## [DIRECTIONS]
- 1) From the AMD R9xx speculation thread below, translate this sentence into Spanish: "Still, it's hard to say that tessellation is the culprit here."
- 2) Write the next post in the AMD R9xx speculation thread below, continuing after its last sentence.

## [GIVEN TEXT]
AMD: R9xx Speculation

GTX460 is faster than HD5870 in Civ 5:

http://www.techspot.com/review/320-civilization-v-performance/page9.html

Even with tessellation off:

http://www.techspot.com/review/320-civilization-v-performance/page7.html

AMD had devrel involved in making that game.

As you point out, the GTX 460 is faster even without tessellation, and the performance gap is roughly the same. I haven't seen Civ 5 running, but I doubt the geometric demands are very high without tessellation, so why do you think that's the issue?

It just seems to me that Civ 5 simply runs better on NVIDIA hardware, these things happen.


I don't see Metro 2033 performance holding up, either (not even highest in-game settings):

http://www.techreport.com/articles.x/19844/12

That's odd. Those numbers really don't match Damien's. Maybe it's because Damien is running the benchmark with high quality settings.

Still, it's hard to say that tessellation is the culprit here.

## [INFORMATION PROVIDED]
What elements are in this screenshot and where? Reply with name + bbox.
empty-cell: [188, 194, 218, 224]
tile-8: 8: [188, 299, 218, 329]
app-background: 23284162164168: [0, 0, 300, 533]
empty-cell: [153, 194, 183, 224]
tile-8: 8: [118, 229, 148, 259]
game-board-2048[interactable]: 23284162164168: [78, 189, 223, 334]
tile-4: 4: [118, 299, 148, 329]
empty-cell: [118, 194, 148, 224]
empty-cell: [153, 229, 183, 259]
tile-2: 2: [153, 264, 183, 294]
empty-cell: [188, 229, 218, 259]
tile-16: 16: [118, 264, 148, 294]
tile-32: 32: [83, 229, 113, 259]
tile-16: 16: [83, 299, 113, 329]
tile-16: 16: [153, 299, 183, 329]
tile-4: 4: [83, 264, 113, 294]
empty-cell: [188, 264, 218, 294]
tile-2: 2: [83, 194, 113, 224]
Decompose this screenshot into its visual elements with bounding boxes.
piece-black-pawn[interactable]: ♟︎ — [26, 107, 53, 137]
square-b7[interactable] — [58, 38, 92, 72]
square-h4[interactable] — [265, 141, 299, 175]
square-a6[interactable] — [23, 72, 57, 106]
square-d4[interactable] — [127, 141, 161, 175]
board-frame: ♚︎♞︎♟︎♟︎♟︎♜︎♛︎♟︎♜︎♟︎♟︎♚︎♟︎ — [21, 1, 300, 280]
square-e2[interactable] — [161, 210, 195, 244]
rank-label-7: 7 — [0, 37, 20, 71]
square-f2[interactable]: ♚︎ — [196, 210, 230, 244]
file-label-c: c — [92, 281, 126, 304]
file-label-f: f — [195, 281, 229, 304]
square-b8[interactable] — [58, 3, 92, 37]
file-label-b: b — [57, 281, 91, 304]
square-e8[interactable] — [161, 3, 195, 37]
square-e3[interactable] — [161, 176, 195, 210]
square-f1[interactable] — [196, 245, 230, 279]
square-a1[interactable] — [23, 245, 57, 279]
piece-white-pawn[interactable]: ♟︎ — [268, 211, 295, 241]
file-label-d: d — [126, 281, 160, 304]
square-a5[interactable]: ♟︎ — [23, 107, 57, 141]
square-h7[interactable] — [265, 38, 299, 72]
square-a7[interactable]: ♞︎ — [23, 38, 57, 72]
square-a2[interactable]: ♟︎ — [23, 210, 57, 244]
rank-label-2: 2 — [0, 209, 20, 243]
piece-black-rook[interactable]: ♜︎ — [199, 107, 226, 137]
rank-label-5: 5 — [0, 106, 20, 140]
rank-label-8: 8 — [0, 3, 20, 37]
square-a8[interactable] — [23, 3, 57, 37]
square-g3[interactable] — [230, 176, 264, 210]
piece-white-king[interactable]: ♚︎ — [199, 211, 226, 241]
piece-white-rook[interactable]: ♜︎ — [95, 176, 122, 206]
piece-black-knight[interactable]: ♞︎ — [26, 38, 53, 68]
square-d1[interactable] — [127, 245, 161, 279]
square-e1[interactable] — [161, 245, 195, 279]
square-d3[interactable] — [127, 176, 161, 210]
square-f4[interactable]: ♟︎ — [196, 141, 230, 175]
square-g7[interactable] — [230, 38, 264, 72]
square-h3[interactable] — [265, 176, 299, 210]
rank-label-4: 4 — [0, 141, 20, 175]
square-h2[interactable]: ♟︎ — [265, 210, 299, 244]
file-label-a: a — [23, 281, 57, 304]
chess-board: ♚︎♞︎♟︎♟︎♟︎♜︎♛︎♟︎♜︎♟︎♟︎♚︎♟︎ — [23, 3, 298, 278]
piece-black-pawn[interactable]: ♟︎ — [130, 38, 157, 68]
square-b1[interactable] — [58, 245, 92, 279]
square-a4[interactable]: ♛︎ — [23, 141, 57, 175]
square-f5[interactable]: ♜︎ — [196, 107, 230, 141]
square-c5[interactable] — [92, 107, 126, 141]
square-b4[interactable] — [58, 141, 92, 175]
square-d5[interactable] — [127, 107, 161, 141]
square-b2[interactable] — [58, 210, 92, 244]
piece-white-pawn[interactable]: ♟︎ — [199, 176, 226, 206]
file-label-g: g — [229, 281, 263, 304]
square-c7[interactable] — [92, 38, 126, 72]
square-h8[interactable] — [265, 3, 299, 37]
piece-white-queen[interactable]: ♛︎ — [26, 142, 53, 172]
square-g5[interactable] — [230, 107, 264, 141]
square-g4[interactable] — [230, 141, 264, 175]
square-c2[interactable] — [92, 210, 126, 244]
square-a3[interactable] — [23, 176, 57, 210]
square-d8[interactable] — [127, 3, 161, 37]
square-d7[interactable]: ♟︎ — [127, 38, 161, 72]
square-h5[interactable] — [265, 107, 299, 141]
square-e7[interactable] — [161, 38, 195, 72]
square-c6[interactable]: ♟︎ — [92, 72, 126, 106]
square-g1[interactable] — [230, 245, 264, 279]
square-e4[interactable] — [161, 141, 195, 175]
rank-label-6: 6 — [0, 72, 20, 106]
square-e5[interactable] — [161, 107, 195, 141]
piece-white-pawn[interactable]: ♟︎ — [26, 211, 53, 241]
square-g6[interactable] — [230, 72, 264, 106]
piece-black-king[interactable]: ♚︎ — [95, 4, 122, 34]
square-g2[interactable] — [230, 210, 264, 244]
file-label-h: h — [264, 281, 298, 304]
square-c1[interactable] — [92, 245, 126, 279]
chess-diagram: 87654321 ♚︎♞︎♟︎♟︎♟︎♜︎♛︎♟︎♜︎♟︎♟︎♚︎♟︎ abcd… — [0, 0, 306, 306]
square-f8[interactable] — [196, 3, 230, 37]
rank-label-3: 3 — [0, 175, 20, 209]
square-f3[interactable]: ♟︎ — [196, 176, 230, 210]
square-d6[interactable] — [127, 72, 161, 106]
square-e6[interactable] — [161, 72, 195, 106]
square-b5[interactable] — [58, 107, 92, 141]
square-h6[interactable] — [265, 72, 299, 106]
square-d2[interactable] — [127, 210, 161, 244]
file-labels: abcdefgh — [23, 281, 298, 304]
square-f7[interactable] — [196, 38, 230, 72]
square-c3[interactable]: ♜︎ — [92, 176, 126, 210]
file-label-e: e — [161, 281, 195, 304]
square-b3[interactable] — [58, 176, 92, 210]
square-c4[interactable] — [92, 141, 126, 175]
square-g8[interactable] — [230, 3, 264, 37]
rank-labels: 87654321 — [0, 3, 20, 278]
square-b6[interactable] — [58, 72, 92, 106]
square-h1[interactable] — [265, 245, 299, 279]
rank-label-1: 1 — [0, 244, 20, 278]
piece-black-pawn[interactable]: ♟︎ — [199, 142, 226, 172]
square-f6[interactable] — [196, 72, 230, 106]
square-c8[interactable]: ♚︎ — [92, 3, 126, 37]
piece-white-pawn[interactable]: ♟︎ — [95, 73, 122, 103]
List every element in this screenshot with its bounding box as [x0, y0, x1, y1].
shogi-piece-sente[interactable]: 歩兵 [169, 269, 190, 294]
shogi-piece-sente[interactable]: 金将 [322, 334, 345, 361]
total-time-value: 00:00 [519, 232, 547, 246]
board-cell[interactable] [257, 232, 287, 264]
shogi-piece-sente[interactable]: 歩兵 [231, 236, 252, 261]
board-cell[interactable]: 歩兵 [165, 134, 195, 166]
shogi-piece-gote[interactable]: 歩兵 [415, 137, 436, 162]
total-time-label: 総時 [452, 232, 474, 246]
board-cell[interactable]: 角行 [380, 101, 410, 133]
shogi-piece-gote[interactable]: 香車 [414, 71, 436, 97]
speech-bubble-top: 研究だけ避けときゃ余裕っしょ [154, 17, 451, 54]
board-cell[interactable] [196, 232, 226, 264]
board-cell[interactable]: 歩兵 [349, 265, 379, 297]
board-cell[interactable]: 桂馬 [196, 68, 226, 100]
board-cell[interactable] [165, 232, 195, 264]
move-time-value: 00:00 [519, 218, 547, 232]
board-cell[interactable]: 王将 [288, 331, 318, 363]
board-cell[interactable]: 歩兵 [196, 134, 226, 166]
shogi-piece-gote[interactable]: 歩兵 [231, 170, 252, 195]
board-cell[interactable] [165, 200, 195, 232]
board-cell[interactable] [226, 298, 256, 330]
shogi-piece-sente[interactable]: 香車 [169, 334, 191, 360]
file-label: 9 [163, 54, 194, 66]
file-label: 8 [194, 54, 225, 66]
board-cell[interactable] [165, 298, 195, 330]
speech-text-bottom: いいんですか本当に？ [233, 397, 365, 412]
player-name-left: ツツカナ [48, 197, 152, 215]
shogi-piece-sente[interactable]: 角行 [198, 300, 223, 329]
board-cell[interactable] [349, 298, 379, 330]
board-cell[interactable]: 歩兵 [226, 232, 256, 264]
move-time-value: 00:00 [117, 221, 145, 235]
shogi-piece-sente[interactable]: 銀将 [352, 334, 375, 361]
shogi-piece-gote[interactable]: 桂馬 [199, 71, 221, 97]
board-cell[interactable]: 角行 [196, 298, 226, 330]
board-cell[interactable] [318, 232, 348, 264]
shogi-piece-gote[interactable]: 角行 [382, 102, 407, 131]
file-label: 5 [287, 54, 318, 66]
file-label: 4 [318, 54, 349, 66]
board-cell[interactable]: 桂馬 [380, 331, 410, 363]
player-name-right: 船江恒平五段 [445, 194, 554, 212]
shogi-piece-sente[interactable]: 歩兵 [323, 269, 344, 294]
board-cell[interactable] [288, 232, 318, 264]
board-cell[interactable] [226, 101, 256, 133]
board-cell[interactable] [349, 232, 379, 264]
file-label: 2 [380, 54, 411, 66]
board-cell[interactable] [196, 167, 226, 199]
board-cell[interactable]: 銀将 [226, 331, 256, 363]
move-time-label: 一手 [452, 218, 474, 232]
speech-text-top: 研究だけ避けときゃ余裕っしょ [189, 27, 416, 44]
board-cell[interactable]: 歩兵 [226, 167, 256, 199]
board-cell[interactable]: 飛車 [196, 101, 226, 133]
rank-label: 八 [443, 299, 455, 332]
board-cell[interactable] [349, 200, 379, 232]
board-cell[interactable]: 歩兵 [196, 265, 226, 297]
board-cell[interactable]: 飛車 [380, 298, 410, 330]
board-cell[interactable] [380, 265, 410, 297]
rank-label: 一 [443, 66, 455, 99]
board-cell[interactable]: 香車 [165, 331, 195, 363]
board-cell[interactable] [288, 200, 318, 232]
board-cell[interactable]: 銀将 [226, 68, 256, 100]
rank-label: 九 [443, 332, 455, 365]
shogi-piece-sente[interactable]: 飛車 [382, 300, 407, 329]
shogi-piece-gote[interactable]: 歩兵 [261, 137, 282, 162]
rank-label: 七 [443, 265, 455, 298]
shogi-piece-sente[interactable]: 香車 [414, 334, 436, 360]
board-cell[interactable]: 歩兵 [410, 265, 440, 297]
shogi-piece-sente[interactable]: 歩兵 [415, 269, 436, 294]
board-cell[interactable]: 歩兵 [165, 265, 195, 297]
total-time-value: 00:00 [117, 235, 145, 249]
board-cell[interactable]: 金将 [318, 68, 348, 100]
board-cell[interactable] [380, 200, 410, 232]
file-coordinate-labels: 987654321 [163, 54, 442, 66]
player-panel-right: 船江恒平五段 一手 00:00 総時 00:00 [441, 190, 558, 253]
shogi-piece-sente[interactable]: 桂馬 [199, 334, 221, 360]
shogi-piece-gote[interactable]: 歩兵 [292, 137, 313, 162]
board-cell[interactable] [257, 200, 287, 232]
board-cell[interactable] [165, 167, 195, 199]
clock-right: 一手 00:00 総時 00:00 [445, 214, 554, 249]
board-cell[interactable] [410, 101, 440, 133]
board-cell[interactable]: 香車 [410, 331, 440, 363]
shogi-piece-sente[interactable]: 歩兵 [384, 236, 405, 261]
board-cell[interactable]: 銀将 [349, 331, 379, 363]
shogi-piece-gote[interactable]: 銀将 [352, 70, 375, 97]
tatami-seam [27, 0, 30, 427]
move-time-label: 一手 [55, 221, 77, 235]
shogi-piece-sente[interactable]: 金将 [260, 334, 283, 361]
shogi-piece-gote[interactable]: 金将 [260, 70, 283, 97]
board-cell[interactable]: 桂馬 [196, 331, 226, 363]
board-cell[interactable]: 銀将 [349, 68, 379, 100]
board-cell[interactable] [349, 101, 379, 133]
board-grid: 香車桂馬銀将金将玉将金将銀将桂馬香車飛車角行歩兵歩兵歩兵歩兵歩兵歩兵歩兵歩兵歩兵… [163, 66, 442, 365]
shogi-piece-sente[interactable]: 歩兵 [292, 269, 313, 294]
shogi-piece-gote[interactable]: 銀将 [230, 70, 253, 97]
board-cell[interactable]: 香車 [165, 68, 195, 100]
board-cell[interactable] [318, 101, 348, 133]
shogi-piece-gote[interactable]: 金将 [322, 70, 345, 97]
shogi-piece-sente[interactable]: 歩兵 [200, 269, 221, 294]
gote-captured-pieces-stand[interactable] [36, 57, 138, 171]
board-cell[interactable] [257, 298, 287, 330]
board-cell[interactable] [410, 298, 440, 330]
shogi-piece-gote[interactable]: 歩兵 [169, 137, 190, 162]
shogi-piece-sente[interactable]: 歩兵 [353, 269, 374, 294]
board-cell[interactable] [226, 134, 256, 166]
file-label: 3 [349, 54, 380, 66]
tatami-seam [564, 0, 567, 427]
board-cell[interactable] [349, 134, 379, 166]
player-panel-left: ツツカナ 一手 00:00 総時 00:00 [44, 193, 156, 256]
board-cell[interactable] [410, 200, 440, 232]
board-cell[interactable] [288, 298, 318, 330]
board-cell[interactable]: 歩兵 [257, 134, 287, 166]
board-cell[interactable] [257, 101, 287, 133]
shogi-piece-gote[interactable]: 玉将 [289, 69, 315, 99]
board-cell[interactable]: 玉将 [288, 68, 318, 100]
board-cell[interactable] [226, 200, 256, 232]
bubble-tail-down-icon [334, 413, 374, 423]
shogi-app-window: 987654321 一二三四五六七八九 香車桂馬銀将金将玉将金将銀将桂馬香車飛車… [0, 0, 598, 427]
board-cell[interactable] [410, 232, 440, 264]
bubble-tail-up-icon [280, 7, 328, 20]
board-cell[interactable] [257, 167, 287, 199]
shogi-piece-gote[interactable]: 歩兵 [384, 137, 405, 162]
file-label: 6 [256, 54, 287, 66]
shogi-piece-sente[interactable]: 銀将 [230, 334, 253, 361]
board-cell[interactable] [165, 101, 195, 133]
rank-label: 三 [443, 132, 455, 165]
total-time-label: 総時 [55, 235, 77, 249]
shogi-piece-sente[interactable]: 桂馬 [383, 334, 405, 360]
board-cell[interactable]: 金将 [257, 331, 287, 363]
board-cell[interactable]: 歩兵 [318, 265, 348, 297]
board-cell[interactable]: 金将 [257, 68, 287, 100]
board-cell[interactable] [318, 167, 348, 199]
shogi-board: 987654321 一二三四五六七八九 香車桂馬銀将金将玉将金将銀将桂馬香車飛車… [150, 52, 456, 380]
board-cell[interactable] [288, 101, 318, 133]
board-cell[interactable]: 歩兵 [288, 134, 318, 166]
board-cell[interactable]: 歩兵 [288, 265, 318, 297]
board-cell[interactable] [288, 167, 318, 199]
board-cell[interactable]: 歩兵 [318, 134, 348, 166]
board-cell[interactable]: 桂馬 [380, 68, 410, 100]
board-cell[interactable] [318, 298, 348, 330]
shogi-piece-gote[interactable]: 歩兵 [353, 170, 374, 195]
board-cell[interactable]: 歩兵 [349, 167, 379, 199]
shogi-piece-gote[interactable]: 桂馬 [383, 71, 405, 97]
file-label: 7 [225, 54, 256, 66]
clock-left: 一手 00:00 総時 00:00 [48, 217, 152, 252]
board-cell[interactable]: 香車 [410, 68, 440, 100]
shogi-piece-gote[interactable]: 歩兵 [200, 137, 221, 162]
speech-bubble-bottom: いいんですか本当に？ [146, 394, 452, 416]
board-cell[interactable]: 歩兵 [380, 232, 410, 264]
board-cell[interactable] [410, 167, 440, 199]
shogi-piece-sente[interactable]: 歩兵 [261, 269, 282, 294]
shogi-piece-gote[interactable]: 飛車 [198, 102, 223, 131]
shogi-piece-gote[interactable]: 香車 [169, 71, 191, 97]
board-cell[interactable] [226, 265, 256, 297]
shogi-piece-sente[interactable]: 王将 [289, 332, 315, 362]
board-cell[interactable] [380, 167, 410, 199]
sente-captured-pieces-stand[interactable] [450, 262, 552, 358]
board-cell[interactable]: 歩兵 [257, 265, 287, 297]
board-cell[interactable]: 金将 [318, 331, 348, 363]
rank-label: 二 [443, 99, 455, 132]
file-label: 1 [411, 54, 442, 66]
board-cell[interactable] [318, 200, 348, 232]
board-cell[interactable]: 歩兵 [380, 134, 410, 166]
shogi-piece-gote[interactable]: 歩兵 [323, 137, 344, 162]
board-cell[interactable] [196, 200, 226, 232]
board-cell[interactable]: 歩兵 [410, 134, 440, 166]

## [REPLIES]
- 1) Aun así, es difícil afirmar que la teselación sea la culpable aquí.

- 2)
Last edited by a moderator:
TS data is very small, though. It's just 4 bytes per vertex if you use a triangle strip, and close to half if you do caching. If you can stage just one kilobyte then you have several wavefronts of vertices buffered up.
Where do you get 4 bytes per vertex from? I'm seeing TS output in examples as float2 or float3.

Tessellation factor of 15 generates 337 triangles (slide 9):

http://developer.download.nvidia.com/presentations/2010/gdc/Tessellation_Performance.pdf

15 is what R600 can do, so it's nothing special in today's terms.

If an HS hardware thread of 16 patches (4 control points per patch for terrain tessellation using quad patches = 64 control points sharing a hardware thread) generates 337 triangles per patch, then that's ~5.4K triangles/vertices, 42KB assuming 8 bytes per vertex. Obviously, DS will drain those triangles as TS produces them, in batches of 64 vertices (that's ~84 batches).

Which is more frequent: a vertex exported from TS or a vertex shaded by DS? DS needs to be <16 cycles to keep up with TS, if there's one SIMD running HS/DS.

Slide 25 is another hint about ATI: Moving work to DS instead of PS may not be a win. Why would that be? Probably because the population of DS threads in flight at any one time is too small.

So the count of DS threads in flight is open to question. The more of them, the more aggregate LDS is available to support the output from HS and TS. But DS count is locked to HS count by SIMD usage, which means that HS/DS load-balancing isn't independent - it would be like having a non-unified GPU, back to the bad old days of VS-dedicated and PS-dedicated shader pipes.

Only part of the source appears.